=== Exercise ===
Scan the material that follows. Copy every line containing the word "this".

=== Supplied data ===
+ + + +

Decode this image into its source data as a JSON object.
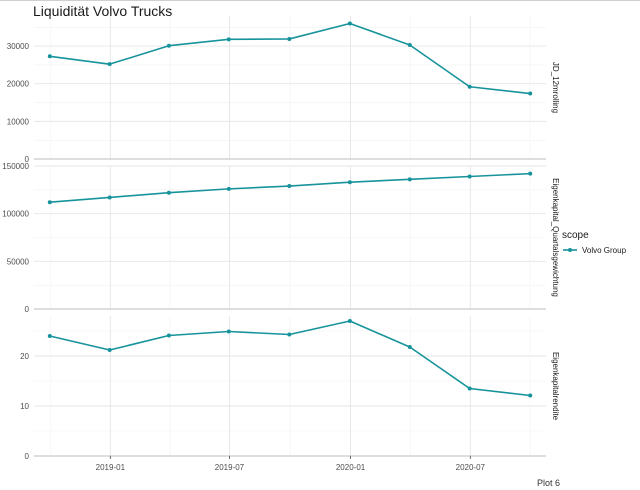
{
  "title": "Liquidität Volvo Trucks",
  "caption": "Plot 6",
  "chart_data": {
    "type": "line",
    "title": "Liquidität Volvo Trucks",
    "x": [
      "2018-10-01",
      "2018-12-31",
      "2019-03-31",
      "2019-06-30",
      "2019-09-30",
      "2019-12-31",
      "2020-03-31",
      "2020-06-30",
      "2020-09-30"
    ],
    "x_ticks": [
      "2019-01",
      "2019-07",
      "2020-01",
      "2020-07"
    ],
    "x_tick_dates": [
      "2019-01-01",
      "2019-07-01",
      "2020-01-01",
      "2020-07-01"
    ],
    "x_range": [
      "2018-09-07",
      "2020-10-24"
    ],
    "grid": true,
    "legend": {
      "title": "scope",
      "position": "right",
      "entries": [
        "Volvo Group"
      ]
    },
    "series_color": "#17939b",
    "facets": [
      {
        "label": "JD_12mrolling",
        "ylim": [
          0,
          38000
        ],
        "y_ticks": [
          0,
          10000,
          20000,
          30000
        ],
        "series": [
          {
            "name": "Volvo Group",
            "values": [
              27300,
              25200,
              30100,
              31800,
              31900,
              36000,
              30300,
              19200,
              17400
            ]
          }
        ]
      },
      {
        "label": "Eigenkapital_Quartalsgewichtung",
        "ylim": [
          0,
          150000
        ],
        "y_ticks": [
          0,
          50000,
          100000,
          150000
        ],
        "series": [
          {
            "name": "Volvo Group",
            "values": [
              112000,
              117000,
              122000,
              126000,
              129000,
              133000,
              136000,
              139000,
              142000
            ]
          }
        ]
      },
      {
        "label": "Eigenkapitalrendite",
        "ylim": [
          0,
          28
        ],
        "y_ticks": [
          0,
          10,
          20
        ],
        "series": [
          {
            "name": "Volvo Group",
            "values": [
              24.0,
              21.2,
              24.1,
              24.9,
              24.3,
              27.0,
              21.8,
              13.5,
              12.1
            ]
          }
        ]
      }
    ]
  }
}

+ + + +

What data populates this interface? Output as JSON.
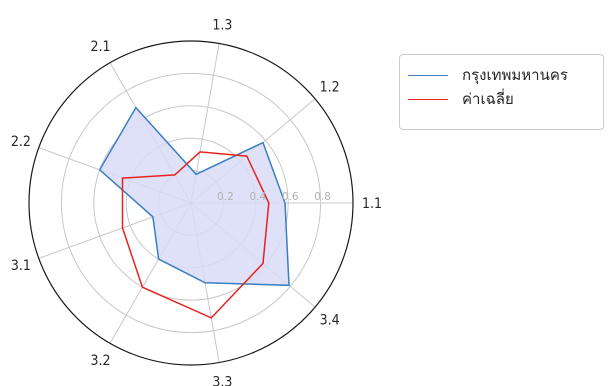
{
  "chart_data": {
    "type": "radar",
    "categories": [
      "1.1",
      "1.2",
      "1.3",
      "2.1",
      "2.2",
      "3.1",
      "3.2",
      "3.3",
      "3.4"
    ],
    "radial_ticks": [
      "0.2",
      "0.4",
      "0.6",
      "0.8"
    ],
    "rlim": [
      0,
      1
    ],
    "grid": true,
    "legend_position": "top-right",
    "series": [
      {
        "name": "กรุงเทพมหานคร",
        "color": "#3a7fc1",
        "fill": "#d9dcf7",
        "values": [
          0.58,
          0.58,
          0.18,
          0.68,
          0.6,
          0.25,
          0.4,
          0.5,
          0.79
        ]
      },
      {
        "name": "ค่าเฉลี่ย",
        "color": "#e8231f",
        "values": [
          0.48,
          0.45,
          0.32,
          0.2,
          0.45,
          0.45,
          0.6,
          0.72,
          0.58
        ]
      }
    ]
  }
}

+ + + +

=== Problem solution ===
Decode this image into its source data as a JSON object.
What data populates this interface? Output as JSON.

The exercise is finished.